▸ Provided data:
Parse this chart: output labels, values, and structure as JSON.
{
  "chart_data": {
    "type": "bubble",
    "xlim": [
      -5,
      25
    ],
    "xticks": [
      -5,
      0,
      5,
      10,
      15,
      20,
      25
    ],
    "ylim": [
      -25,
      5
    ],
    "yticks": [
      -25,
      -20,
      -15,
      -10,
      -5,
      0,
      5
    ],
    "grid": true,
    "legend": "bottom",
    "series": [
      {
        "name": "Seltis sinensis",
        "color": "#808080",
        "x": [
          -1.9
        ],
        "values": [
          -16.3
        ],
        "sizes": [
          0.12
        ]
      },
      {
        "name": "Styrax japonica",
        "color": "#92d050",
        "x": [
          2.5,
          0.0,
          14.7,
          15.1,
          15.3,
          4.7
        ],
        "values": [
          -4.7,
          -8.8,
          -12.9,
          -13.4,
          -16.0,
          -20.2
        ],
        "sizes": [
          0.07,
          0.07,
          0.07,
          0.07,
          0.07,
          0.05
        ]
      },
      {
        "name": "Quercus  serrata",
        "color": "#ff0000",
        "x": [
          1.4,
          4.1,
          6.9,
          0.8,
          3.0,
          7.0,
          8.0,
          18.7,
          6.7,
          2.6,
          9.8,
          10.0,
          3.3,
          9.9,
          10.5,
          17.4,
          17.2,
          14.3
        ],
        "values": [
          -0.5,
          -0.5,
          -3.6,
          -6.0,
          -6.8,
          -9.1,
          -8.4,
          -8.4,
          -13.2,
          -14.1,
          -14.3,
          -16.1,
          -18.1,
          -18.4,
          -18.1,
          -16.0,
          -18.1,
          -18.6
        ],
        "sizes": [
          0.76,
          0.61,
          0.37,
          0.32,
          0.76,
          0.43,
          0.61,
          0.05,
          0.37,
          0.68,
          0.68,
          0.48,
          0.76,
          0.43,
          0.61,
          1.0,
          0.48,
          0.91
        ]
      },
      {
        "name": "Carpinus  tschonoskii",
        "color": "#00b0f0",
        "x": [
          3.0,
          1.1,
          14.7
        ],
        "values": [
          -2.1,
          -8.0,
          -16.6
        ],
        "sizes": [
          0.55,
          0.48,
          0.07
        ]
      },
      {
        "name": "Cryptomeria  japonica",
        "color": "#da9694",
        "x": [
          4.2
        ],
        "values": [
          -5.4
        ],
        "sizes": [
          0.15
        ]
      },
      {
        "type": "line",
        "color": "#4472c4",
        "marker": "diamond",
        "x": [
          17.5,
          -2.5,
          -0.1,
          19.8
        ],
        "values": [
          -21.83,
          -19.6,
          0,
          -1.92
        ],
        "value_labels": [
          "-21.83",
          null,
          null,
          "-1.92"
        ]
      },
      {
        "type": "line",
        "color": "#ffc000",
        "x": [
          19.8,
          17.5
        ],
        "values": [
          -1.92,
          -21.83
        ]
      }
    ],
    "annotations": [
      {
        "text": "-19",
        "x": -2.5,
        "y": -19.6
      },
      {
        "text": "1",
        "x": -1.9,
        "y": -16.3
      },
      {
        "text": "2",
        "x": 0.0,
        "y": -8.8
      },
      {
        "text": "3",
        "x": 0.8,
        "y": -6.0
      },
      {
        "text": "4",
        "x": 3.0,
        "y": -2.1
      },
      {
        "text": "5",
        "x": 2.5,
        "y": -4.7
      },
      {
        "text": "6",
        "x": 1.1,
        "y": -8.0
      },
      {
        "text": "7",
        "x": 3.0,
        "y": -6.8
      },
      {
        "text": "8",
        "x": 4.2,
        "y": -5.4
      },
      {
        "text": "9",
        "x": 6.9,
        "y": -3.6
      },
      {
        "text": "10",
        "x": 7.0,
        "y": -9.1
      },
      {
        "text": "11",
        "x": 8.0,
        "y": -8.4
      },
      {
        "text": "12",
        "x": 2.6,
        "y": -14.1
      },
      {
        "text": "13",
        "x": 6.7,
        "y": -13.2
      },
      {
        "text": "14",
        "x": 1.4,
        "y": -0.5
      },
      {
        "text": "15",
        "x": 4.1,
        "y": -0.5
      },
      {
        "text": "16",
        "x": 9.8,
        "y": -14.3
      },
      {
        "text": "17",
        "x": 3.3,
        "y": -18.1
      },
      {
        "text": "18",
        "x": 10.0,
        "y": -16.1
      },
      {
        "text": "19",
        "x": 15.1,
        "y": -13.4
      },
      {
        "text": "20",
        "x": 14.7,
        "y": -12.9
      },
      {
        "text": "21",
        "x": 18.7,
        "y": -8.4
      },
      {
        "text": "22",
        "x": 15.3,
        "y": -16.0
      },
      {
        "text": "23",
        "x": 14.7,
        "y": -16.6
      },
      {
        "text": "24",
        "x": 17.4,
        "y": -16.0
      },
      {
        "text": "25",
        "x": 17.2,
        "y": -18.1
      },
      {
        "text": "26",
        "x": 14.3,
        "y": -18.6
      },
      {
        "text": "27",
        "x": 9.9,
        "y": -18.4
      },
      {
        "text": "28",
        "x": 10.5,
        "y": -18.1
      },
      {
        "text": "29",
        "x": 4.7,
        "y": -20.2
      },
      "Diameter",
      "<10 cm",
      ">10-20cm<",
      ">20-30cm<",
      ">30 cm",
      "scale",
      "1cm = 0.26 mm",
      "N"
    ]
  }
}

▸ Exercise instructions:
Extract the complete listing verbatim.

▸ Solved exercise:
Parse this chart: output labels, values, and structure as JSON.
{
  "chart_data": {
    "type": "bubble",
    "xlim": [
      -5,
      25
    ],
    "xticks": [
      -5,
      0,
      5,
      10,
      15,
      20,
      25
    ],
    "ylim": [
      -25,
      5
    ],
    "yticks": [
      -25,
      -20,
      -15,
      -10,
      -5,
      0,
      5
    ],
    "grid": true,
    "legend": "bottom",
    "series": [
      {
        "name": "Seltis sinensis",
        "color": "#808080",
        "x": [
          -1.9
        ],
        "values": [
          -16.3
        ],
        "sizes": [
          0.12
        ]
      },
      {
        "name": "Styrax japonica",
        "color": "#92d050",
        "x": [
          2.5,
          0.0,
          14.7,
          15.1,
          15.3,
          4.7
        ],
        "values": [
          -4.7,
          -8.8,
          -12.9,
          -13.4,
          -16.0,
          -20.2
        ],
        "sizes": [
          0.07,
          0.07,
          0.07,
          0.07,
          0.07,
          0.05
        ]
      },
      {
        "name": "Quercus  serrata",
        "color": "#ff0000",
        "x": [
          1.4,
          4.1,
          6.9,
          0.8,
          3.0,
          7.0,
          8.0,
          18.7,
          6.7,
          2.6,
          9.8,
          10.0,
          3.3,
          9.9,
          10.5,
          17.4,
          17.2,
          14.3
        ],
        "values": [
          -0.5,
          -0.5,
          -3.6,
          -6.0,
          -6.8,
          -9.1,
          -8.4,
          -8.4,
          -13.2,
          -14.1,
          -14.3,
          -16.1,
          -18.1,
          -18.4,
          -18.1,
          -16.0,
          -18.1,
          -18.6
        ],
        "sizes": [
          0.76,
          0.61,
          0.37,
          0.32,
          0.76,
          0.43,
          0.61,
          0.05,
          0.37,
          0.68,
          0.68,
          0.48,
          0.76,
          0.43,
          0.61,
          1.0,
          0.48,
          0.91
        ]
      },
      {
        "name": "Carpinus  tschonoskii",
        "color": "#00b0f0",
        "x": [
          3.0,
          1.1,
          14.7
        ],
        "values": [
          -2.1,
          -8.0,
          -16.6
        ],
        "sizes": [
          0.55,
          0.48,
          0.07
        ]
      },
      {
        "name": "Cryptomeria  japonica",
        "color": "#da9694",
        "x": [
          4.2
        ],
        "values": [
          -5.4
        ],
        "sizes": [
          0.15
        ]
      },
      {
        "type": "line",
        "color": "#4472c4",
        "marker": "diamond",
        "x": [
          17.5,
          -2.5,
          -0.1,
          19.8
        ],
        "values": [
          -21.83,
          -19.6,
          0,
          -1.92
        ],
        "value_labels": [
          "-21.83",
          null,
          null,
          "-1.92"
        ]
      },
      {
        "type": "line",
        "color": "#ffc000",
        "x": [
          19.8,
          17.5
        ],
        "values": [
          -1.92,
          -21.83
        ]
      }
    ],
    "annotations": [
      {
        "text": "-19",
        "x": -2.5,
        "y": -19.6
      },
      {
        "text": "1",
        "x": -1.9,
        "y": -16.3
      },
      {
        "text": "2",
        "x": 0.0,
        "y": -8.8
      },
      {
        "text": "3",
        "x": 0.8,
        "y": -6.0
      },
      {
        "text": "4",
        "x": 3.0,
        "y": -2.1
      },
      {
        "text": "5",
        "x": 2.5,
        "y": -4.7
      },
      {
        "text": "6",
        "x": 1.1,
        "y": -8.0
      },
      {
        "text": "7",
        "x": 3.0,
        "y": -6.8
      },
      {
        "text": "8",
        "x": 4.2,
        "y": -5.4
      },
      {
        "text": "9",
        "x": 6.9,
        "y": -3.6
      },
      {
        "text": "10",
        "x": 7.0,
        "y": -9.1
      },
      {
        "text": "11",
        "x": 8.0,
        "y": -8.4
      },
      {
        "text": "12",
        "x": 2.6,
        "y": -14.1
      },
      {
        "text": "13",
        "x": 6.7,
        "y": -13.2
      },
      {
        "text": "14",
        "x": 1.4,
        "y": -0.5
      },
      {
        "text": "15",
        "x": 4.1,
        "y": -0.5
      },
      {
        "text": "16",
        "x": 9.8,
        "y": -14.3
      },
      {
        "text": "17",
        "x": 3.3,
        "y": -18.1
      },
      {
        "text": "18",
        "x": 10.0,
        "y": -16.1
      },
      {
        "text": "19",
        "x": 15.1,
        "y": -13.4
      },
      {
        "text": "20",
        "x": 14.7,
        "y": -12.9
      },
      {
        "text": "21",
        "x": 18.7,
        "y": -8.4
      },
      {
        "text": "22",
        "x": 15.3,
        "y": -16.0
      },
      {
        "text": "23",
        "x": 14.7,
        "y": -16.6
      },
      {
        "text": "24",
        "x": 17.4,
        "y": -16.0
      },
      {
        "text": "25",
        "x": 17.2,
        "y": -18.1
      },
      {
        "text": "26",
        "x": 14.3,
        "y": -18.6
      },
      {
        "text": "27",
        "x": 9.9,
        "y": -18.4
      },
      {
        "text": "28",
        "x": 10.5,
        "y": -18.1
      },
      {
        "text": "29",
        "x": 4.7,
        "y": -20.2
      },
      "Diameter",
      "<10 cm",
      ">10-20cm<",
      ">20-30cm<",
      ">30 cm",
      "scale",
      "1cm = 0.26 mm",
      "N"
    ]
  }
}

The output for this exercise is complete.